TEXT EXTRACT:
______________________________
Typically, large growers pay “scouts” to drive up and down rows of citrus trees to take inventory and check on the health of each tree by looking at it from top to bottom. That can be time consuming and cost up to $100 per acre in some cases.

“You could spend three-fourths of a day doing that,” said Nick Faryna of Faryna Grove Care & Harvesting, which manages about 1,800 acres of citrus in north Lake County. “And you could spend several days if you’re looking for greening …. It’s expensive when you start paying people to ride every row. You’re using a lot of resources and time.”

Large growers also hire private pilots to fly above their groves to photograph and collect data. That can cost several thousand dollars a pop.

‘Looking for ways to cut costs’

There are already a variety of other small remote-controlled flying machines — or unmanned aerial vehicles — used to capture images and data, including for urban planning, real estate and infrastructure surveying. Even the U.S. military uses drones piloted remotely for reconnaissance and attack missions.
______________________________
Page element annotations

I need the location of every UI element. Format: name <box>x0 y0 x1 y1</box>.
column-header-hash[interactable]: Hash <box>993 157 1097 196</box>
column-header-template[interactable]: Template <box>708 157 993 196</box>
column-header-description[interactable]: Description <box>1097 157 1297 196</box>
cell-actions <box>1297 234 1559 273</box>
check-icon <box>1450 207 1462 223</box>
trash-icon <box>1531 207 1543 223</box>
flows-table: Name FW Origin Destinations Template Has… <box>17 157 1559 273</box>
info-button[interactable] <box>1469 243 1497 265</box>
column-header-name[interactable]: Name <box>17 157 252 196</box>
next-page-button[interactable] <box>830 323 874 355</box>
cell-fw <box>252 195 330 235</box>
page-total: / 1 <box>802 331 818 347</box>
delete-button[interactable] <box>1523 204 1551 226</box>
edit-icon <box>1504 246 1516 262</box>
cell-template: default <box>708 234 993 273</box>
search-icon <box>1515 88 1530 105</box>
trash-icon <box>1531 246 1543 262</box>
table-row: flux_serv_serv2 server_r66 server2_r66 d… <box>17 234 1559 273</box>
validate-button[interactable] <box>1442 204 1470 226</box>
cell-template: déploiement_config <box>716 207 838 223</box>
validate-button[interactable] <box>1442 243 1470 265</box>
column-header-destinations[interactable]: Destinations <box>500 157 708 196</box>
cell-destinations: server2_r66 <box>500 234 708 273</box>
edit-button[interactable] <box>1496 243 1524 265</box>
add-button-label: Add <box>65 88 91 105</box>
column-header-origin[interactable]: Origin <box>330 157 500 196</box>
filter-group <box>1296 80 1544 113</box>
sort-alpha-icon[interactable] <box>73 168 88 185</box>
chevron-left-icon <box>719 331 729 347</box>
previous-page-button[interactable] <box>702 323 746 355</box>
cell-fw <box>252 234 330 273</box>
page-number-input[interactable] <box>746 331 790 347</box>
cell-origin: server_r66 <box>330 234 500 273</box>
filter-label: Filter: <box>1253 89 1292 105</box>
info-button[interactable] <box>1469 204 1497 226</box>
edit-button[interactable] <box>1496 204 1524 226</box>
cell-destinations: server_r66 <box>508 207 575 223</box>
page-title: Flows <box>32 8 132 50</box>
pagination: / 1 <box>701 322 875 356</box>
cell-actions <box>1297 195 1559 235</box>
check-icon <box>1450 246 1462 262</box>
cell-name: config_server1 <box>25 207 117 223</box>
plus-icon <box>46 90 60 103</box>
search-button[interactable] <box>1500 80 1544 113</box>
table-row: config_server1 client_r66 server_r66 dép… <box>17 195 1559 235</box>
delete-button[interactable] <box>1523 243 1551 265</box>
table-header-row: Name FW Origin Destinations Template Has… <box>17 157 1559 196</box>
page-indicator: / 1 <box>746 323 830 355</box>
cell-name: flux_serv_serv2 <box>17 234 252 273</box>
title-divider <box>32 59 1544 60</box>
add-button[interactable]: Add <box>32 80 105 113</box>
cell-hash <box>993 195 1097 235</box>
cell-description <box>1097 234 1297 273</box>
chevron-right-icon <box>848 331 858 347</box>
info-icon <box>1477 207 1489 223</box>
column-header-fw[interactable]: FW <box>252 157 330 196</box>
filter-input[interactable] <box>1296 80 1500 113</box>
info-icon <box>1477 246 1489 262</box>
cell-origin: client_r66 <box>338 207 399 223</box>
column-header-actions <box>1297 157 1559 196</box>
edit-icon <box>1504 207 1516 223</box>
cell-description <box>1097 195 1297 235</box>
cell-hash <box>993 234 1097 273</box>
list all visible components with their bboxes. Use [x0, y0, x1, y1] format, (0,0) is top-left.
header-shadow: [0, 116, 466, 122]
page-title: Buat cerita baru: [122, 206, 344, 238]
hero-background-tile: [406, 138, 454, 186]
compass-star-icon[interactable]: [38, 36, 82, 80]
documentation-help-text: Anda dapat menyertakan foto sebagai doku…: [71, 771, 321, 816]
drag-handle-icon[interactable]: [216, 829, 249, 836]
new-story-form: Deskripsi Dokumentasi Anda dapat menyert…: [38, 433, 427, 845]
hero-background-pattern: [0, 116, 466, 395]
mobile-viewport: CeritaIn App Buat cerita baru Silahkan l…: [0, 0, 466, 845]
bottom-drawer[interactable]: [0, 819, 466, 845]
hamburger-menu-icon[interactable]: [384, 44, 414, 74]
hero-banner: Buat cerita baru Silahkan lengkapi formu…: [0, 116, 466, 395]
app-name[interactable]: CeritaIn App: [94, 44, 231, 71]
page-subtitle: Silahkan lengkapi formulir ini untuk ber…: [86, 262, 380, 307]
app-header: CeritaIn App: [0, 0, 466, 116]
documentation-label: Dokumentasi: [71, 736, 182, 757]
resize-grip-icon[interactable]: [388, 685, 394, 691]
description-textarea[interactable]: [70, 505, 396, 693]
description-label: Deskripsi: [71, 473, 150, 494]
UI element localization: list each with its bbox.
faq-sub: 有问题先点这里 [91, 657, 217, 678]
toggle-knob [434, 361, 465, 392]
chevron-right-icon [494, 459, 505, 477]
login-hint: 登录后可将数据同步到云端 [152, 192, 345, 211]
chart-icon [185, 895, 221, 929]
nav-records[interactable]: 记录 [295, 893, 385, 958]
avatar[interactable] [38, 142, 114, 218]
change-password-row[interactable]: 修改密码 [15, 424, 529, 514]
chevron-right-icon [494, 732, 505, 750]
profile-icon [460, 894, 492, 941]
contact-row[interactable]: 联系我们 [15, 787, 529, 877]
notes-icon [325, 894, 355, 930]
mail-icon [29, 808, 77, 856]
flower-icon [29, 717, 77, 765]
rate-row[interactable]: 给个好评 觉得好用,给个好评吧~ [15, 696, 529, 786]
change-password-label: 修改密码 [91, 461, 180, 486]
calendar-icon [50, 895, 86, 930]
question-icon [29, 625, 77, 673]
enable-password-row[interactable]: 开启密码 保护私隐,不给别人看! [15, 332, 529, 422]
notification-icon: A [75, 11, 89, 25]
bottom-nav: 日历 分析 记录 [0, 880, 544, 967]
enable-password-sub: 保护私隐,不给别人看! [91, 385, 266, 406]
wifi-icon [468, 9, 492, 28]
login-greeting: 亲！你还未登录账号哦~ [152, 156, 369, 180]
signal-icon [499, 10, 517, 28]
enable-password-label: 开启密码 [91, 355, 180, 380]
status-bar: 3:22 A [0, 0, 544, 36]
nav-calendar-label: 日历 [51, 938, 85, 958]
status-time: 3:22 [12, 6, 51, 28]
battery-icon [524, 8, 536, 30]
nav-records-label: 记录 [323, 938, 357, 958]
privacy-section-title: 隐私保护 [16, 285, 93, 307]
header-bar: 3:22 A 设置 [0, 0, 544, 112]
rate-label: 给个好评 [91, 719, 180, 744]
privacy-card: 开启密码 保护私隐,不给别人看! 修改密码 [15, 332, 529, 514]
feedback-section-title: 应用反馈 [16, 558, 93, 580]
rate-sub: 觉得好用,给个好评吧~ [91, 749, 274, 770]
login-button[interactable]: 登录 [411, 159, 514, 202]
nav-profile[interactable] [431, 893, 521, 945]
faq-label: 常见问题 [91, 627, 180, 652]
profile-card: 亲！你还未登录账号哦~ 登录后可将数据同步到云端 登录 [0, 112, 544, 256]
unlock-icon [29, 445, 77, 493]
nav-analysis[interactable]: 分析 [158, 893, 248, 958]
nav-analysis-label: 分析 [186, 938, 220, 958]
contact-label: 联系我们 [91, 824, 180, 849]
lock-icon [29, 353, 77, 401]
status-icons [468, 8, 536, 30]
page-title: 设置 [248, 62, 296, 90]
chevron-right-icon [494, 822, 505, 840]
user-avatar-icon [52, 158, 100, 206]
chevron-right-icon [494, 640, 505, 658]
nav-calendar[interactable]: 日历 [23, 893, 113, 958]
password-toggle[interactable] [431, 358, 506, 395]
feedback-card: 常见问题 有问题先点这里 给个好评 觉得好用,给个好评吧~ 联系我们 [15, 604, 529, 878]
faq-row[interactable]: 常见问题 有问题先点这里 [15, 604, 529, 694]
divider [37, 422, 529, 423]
______________________________
EXERCISE INSTRUCTIONS:
1 – In the citrus text, list every field named after "including for" in which small remote-controlled flying machines capture images and data.
2 – Write out the stretch of the records from their start through the line containing "column-header-description[interactable]: Description <box>1097", both ends included.

TASK-BY-TASK RESULTS:
1 –
urban planning
real estate
infrastructure surveying

2 –
I need the location of every UI element. Format: name <box>x0 y0 x1 y1</box>.
column-header-hash[interactable]: Hash <box>993 157 1097 196</box>
column-header-template[interactable]: Template <box>708 157 993 196</box>
column-header-description[interactable]: Description <box>1097 157 1297 196</box>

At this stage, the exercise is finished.